■ GIVEN REQUEST:
Set out every line bearing the string "therein".

■ ENTRIES SHOWN:
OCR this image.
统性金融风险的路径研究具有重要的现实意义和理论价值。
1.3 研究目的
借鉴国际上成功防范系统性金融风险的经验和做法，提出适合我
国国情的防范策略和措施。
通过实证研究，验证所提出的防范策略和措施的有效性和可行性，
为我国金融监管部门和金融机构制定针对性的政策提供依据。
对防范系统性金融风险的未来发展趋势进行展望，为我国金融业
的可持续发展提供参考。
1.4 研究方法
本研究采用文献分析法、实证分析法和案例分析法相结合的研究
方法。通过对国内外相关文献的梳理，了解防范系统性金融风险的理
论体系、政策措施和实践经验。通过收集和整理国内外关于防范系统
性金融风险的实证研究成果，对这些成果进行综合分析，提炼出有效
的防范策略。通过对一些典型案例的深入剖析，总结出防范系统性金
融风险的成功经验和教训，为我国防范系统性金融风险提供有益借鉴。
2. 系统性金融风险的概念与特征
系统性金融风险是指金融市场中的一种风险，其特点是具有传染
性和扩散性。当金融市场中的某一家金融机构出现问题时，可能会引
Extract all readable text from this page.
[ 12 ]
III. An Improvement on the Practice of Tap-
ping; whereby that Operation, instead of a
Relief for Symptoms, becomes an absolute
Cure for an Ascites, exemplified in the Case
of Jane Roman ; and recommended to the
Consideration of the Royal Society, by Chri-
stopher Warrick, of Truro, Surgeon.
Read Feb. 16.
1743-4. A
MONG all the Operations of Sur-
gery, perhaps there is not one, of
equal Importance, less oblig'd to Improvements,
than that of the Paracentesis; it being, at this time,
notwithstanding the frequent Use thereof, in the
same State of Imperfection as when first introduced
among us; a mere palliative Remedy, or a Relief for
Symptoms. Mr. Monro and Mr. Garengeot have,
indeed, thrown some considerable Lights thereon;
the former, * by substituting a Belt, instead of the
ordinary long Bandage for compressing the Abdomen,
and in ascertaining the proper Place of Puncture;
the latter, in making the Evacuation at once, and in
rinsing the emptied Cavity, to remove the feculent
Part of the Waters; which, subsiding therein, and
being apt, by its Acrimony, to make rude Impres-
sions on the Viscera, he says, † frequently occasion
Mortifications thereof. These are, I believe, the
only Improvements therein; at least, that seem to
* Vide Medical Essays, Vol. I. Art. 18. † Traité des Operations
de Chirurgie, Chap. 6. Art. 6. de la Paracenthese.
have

■ RESULT BELOW:
Part of the Waters; which, subsiding therein, and
only Improvements therein; at least, that seem to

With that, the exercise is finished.